[Figure dataset records]

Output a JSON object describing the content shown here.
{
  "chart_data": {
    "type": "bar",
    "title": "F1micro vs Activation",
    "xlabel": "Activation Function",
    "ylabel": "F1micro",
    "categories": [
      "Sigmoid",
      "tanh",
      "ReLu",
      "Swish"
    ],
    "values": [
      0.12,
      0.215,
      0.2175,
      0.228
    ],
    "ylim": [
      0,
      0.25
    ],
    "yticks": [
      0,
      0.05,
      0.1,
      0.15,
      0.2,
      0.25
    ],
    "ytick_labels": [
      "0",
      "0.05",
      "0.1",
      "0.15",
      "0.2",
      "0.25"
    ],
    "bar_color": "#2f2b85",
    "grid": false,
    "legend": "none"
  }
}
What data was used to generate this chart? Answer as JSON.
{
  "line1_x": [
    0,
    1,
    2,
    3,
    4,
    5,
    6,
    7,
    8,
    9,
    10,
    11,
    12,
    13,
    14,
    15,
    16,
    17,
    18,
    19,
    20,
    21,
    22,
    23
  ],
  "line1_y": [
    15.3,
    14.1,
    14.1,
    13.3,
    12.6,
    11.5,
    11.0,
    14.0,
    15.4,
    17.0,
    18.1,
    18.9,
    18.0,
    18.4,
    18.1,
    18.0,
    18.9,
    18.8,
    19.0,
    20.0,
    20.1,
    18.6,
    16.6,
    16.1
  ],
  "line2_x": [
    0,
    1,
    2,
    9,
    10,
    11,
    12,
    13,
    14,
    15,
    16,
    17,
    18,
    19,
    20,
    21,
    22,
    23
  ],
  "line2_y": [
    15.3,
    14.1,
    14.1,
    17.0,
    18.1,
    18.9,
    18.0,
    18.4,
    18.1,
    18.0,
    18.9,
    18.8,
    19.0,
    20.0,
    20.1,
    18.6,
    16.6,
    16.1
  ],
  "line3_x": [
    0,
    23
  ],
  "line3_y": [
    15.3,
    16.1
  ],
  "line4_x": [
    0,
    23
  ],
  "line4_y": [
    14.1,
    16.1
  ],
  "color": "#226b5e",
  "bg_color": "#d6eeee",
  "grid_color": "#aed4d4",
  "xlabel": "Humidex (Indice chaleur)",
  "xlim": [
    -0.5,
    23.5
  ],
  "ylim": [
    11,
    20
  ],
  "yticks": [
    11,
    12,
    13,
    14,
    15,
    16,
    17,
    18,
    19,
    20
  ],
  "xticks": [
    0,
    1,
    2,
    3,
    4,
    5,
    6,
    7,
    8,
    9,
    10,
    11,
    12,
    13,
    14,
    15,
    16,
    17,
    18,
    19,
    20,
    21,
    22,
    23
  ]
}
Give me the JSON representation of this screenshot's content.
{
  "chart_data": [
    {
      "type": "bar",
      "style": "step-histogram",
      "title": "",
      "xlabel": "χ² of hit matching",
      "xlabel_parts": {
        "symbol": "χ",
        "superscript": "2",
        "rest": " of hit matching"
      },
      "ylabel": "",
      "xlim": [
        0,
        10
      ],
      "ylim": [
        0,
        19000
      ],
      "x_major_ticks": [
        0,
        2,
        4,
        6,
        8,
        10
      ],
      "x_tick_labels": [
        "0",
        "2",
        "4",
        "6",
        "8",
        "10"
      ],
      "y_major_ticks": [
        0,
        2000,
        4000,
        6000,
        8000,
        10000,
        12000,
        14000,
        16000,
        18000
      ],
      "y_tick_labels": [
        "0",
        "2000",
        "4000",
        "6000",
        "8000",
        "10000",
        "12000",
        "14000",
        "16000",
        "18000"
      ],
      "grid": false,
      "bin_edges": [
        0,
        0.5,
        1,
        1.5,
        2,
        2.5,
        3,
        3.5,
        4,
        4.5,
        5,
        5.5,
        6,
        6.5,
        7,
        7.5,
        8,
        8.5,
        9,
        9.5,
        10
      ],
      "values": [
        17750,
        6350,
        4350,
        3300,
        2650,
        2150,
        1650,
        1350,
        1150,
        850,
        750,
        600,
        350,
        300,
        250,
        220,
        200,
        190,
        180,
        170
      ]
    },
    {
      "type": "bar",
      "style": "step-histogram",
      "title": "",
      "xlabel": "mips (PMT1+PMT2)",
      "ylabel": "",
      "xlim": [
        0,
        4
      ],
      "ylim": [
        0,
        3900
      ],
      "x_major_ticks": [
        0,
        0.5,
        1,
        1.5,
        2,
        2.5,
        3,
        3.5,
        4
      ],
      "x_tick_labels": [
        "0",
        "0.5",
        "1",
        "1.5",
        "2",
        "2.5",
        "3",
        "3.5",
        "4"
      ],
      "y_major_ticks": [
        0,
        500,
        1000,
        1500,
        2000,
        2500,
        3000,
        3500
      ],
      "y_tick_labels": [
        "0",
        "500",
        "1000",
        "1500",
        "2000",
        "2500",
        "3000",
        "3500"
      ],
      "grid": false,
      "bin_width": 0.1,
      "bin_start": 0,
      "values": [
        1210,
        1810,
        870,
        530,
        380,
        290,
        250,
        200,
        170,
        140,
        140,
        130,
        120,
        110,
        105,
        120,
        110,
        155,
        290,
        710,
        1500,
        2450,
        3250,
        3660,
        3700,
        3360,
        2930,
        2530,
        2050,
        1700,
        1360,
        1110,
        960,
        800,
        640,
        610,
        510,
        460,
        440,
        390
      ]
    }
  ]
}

(TASK OBJECTIVE):
Your task is to collect every line above that contains the word "this".

(OUTPUT OF THE EXERCISE):
What data was used to generate this chart? Answer as JSON.
Give me the JSON representation of this screenshot's content.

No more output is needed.